*Instruction*. Write out the lines as a numbered list, from the very first line through the line containing "register-mode-value: IP: [165, 178, 179, 194]", both included, with any blank lines left out.

*Available records*.
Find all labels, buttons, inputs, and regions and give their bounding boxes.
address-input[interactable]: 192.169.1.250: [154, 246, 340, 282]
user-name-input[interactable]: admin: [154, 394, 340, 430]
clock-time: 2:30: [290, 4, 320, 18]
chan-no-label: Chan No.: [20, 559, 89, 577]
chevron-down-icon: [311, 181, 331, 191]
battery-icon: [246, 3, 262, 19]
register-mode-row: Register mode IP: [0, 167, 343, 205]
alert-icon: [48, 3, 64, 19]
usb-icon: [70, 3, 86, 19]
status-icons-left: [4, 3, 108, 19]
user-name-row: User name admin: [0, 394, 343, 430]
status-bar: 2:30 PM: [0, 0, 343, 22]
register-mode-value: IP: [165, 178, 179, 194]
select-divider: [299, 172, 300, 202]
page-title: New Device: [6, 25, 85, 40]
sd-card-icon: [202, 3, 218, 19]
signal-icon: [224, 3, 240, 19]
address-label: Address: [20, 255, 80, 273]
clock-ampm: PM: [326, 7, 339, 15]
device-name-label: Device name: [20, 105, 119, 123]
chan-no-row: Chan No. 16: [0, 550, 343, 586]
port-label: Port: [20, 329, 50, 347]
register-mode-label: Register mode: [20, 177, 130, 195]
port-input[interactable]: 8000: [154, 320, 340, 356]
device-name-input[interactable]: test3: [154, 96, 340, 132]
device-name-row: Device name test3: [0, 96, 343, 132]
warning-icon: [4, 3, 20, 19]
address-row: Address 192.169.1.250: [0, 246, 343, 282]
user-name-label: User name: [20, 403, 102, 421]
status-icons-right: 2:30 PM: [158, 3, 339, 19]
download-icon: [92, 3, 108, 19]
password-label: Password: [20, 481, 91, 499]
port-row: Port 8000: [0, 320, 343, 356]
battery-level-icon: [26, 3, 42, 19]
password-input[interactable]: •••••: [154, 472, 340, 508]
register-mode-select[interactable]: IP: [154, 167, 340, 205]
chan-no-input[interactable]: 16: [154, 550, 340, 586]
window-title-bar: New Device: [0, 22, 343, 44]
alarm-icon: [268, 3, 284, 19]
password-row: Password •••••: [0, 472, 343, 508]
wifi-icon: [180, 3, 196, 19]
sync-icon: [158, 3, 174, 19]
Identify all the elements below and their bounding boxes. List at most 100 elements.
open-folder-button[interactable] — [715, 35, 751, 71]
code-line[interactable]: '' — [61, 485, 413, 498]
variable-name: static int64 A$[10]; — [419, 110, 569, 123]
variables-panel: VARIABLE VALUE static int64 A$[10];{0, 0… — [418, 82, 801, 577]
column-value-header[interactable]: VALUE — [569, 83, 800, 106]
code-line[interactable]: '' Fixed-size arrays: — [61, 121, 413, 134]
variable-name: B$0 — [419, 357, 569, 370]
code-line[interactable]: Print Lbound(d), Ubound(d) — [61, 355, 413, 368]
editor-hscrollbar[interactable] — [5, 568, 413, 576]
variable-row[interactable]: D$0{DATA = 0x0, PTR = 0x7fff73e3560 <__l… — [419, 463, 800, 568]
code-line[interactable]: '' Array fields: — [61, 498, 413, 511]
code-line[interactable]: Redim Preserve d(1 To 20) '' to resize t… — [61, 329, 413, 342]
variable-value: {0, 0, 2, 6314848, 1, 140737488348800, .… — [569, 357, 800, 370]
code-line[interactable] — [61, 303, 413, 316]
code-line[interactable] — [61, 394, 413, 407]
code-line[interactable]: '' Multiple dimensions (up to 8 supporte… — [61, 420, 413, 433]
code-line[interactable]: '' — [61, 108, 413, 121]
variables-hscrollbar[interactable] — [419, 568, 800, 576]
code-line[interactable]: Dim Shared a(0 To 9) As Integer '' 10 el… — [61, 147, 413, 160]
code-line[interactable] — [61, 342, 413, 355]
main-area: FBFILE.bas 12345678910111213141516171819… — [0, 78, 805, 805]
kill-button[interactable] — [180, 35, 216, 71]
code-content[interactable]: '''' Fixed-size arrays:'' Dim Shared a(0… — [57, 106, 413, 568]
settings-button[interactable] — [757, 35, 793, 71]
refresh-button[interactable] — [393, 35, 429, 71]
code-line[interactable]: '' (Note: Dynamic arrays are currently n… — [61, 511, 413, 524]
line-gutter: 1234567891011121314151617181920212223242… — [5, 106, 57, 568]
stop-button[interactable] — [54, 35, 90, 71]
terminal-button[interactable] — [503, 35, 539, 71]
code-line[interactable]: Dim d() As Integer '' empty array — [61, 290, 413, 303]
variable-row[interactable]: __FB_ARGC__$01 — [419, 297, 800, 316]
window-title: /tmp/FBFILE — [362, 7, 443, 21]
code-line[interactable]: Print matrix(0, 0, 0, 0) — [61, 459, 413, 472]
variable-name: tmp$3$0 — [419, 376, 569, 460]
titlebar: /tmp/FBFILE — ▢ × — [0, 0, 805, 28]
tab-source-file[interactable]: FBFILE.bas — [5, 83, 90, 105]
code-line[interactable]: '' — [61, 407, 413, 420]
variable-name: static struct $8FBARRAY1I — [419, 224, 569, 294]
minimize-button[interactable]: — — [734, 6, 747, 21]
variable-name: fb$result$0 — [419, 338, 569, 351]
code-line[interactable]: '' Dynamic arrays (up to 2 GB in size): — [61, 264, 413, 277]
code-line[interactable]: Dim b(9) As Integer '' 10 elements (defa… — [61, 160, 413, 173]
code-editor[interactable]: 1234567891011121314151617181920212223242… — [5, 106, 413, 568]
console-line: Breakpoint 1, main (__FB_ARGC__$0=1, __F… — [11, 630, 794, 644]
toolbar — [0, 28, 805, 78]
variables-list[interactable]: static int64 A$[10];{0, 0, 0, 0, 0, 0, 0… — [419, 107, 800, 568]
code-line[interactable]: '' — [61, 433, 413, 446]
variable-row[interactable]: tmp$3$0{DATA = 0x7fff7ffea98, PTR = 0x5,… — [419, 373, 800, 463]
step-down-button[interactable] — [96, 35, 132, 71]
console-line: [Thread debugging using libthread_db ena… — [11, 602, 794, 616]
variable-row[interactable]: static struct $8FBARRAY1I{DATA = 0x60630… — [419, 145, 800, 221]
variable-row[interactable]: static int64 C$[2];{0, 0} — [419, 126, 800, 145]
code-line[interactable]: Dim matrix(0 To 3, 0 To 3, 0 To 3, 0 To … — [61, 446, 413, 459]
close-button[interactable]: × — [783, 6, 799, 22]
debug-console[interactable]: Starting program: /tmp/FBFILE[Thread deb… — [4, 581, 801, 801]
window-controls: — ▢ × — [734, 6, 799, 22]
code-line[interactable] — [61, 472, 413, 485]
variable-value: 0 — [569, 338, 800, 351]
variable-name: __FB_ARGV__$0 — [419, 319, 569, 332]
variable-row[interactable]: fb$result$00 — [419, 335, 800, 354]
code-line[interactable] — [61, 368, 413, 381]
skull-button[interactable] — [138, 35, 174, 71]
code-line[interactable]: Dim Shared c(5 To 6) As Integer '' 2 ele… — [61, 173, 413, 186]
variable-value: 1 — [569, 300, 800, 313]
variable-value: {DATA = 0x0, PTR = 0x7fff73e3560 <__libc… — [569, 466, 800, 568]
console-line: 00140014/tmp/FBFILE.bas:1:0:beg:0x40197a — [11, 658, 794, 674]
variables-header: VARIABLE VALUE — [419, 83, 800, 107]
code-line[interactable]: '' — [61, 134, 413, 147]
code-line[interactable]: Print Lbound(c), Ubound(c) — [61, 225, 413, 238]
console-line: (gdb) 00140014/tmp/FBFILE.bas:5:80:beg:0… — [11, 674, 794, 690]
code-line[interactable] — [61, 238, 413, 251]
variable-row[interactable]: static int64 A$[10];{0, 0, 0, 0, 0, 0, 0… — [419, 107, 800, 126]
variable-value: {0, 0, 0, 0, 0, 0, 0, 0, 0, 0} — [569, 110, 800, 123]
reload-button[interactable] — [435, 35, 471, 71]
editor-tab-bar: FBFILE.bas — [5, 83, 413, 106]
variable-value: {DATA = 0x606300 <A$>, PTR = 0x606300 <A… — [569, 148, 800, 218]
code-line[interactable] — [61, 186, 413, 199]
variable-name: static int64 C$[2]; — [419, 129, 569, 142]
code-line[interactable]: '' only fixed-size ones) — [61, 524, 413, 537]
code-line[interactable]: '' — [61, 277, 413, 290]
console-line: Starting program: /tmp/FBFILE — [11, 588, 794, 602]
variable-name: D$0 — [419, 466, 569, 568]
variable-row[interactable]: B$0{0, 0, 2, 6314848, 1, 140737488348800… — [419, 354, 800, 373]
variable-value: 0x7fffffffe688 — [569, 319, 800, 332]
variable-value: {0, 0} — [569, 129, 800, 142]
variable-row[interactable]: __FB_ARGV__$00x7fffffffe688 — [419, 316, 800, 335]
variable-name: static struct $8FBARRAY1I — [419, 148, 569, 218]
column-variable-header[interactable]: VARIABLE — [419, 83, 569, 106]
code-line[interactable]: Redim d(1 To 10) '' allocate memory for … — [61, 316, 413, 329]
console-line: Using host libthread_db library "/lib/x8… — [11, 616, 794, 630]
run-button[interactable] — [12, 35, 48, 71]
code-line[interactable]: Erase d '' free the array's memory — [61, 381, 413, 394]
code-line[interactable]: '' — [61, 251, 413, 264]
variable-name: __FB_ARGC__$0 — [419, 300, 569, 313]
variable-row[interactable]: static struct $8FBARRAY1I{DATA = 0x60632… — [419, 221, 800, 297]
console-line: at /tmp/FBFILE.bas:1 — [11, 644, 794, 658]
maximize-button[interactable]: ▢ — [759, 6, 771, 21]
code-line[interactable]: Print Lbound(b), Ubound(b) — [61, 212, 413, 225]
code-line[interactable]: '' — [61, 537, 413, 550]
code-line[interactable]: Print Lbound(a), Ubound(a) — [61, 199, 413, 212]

*Reply to the exercise*.
1. Find all labels, buttons, inputs, and regions and give their bounding boxes.
2. address-input[interactable]: 192.169.1.250: [154, 246, 340, 282]
3. user-name-input[interactable]: admin: [154, 394, 340, 430]
4. clock-time: 2:30: [290, 4, 320, 18]
5. chan-no-label: Chan No.: [20, 559, 89, 577]
6. chevron-down-icon: [311, 181, 331, 191]
7. battery-icon: [246, 3, 262, 19]
8. register-mode-row: Register mode IP: [0, 167, 343, 205]
9. alert-icon: [48, 3, 64, 19]
10. usb-icon: [70, 3, 86, 19]
11. status-icons-left: [4, 3, 108, 19]
12. user-name-row: User name admin: [0, 394, 343, 430]
13. status-bar: 2:30 PM: [0, 0, 343, 22]
14. register-mode-value: IP: [165, 178, 179, 194]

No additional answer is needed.